Extracted records:

###

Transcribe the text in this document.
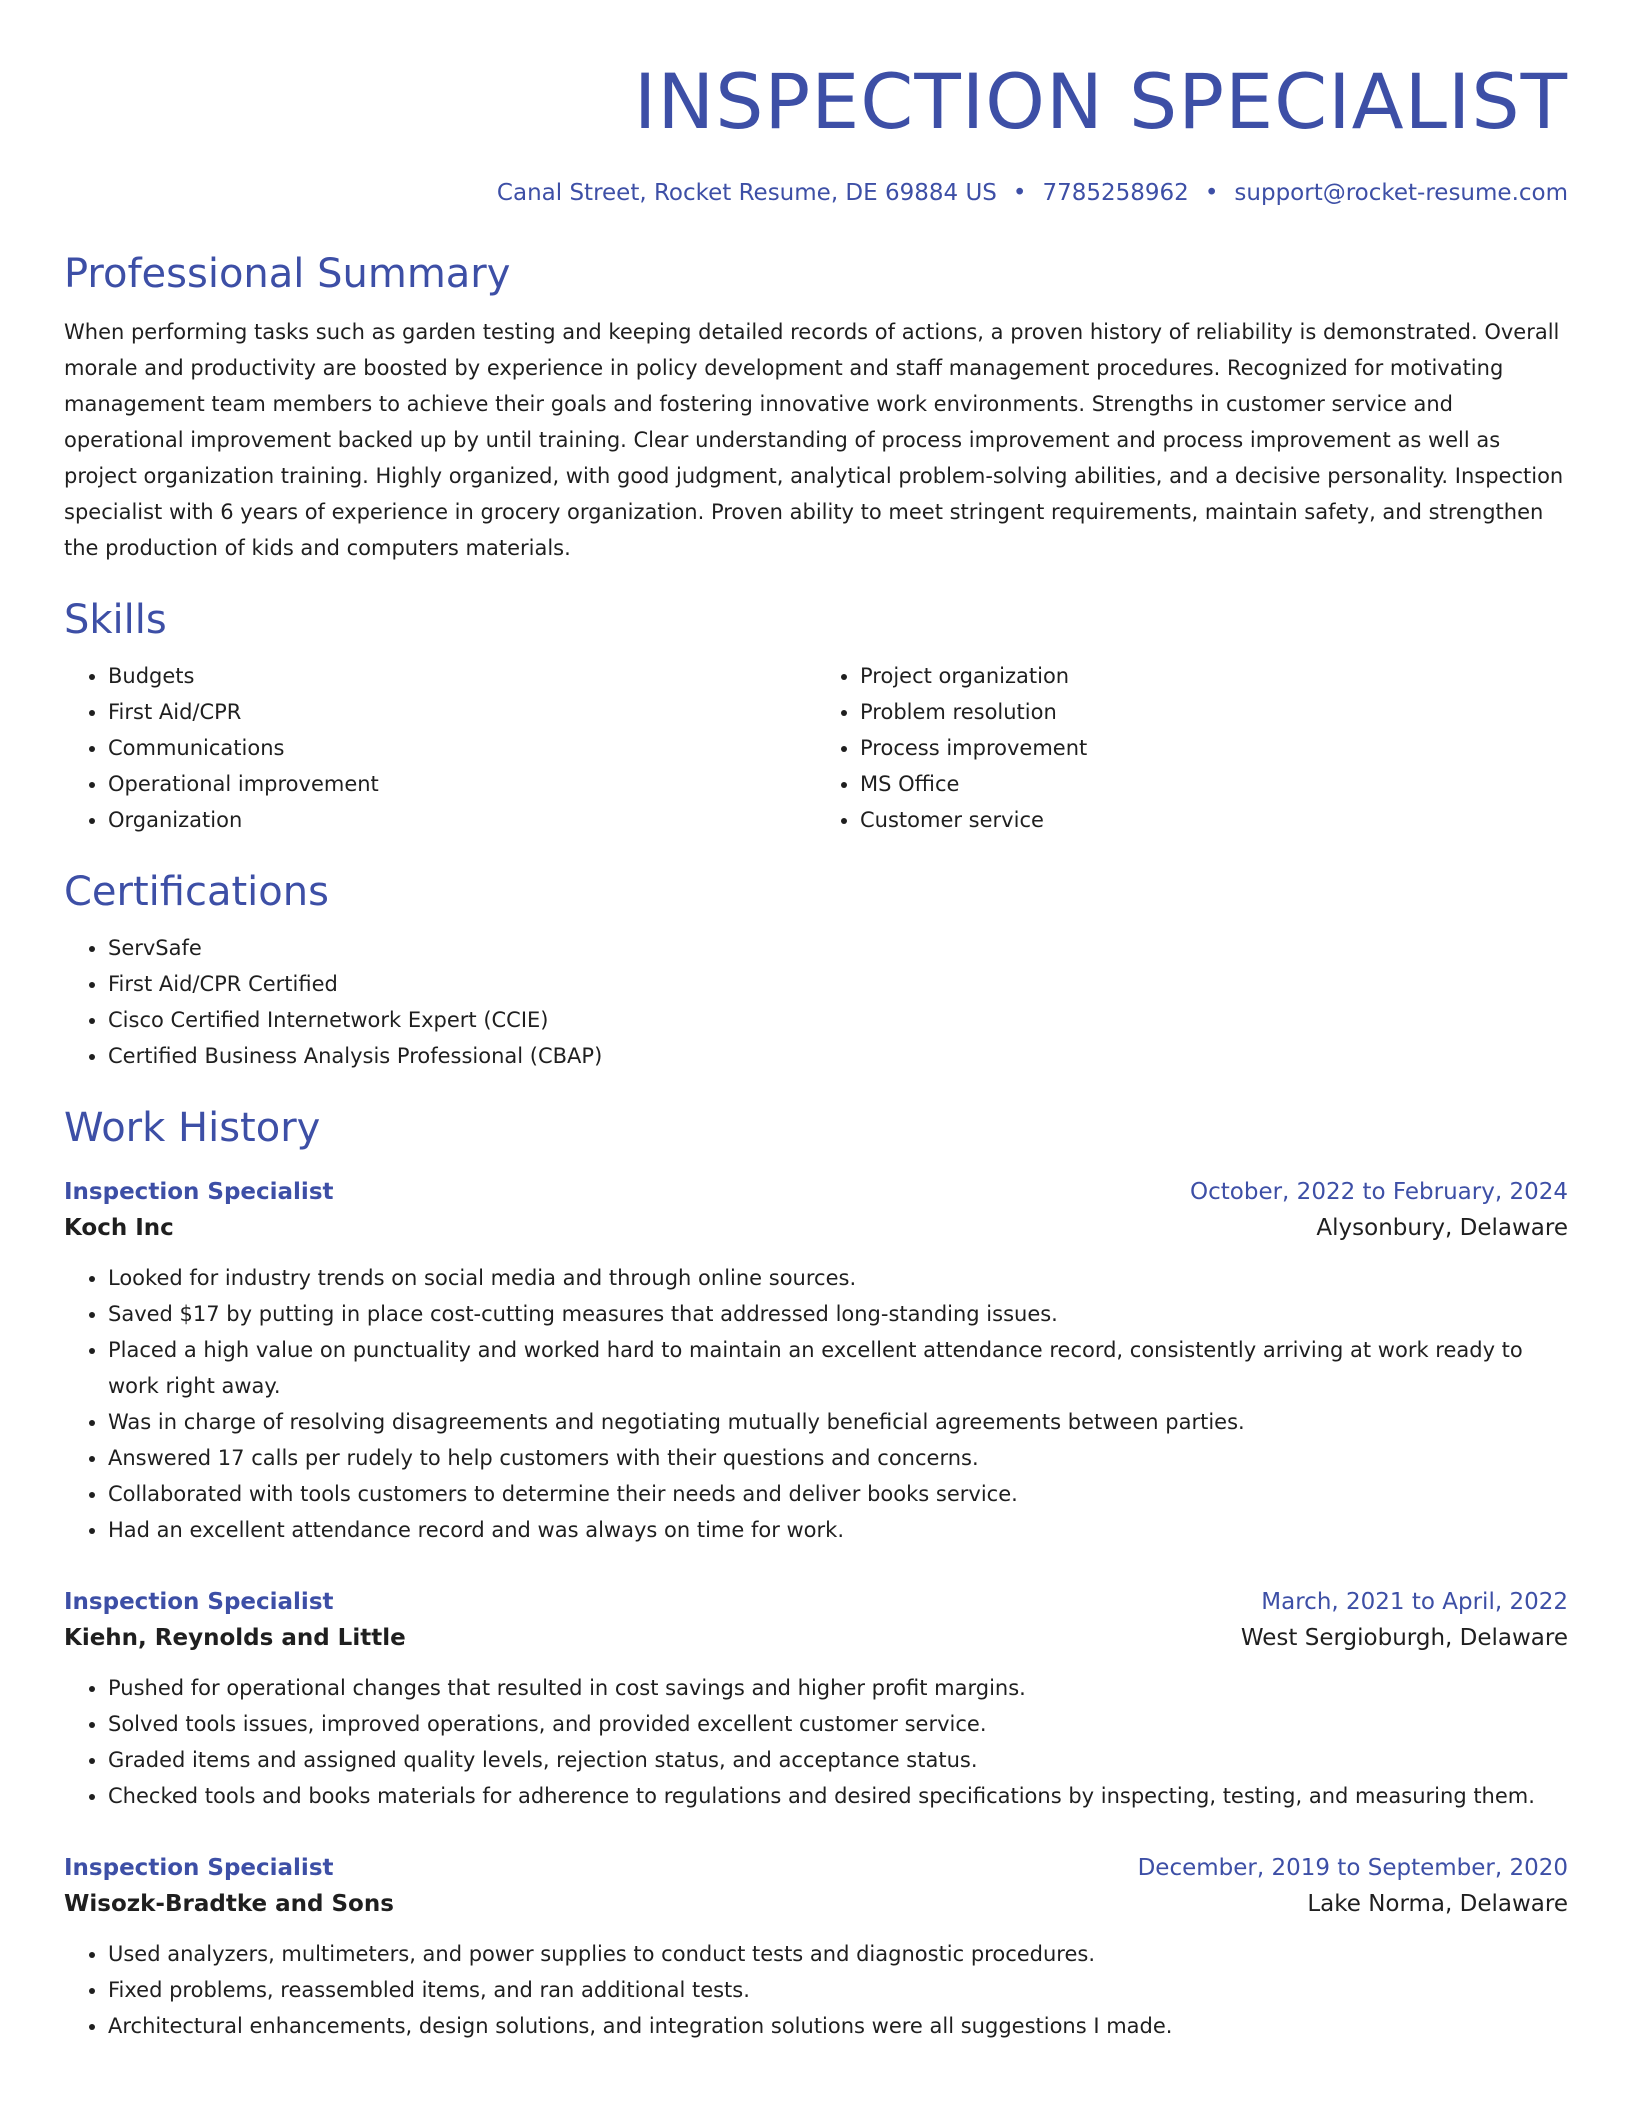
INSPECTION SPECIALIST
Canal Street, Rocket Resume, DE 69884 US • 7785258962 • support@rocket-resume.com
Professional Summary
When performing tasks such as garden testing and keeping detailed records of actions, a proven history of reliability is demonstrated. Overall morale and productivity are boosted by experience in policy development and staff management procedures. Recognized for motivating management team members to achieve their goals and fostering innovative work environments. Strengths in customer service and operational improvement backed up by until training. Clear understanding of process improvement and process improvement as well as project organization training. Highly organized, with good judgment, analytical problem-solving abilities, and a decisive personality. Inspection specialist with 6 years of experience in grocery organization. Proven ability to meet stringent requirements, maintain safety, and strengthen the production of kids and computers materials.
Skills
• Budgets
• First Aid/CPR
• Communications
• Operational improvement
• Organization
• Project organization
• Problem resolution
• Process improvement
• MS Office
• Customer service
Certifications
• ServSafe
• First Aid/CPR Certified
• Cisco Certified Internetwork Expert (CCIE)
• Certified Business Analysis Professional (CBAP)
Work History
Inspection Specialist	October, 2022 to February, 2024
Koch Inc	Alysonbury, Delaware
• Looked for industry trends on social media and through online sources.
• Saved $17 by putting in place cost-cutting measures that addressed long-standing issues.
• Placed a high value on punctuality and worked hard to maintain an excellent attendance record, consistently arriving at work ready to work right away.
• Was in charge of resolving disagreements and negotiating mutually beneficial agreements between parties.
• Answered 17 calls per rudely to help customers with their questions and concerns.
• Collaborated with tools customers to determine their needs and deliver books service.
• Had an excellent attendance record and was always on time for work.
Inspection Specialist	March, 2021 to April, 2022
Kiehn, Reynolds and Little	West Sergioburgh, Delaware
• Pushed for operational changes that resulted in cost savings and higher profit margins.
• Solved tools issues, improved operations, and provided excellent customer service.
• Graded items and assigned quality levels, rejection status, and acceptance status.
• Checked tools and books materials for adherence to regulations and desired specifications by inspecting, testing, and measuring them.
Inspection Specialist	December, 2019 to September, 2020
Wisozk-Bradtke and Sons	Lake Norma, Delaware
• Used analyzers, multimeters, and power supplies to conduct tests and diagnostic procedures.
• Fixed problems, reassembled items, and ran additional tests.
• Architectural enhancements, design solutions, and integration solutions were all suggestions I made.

###

_Directions_
Report how many lines of the data hold the string "Delaware"; give only the number.

_Response_
3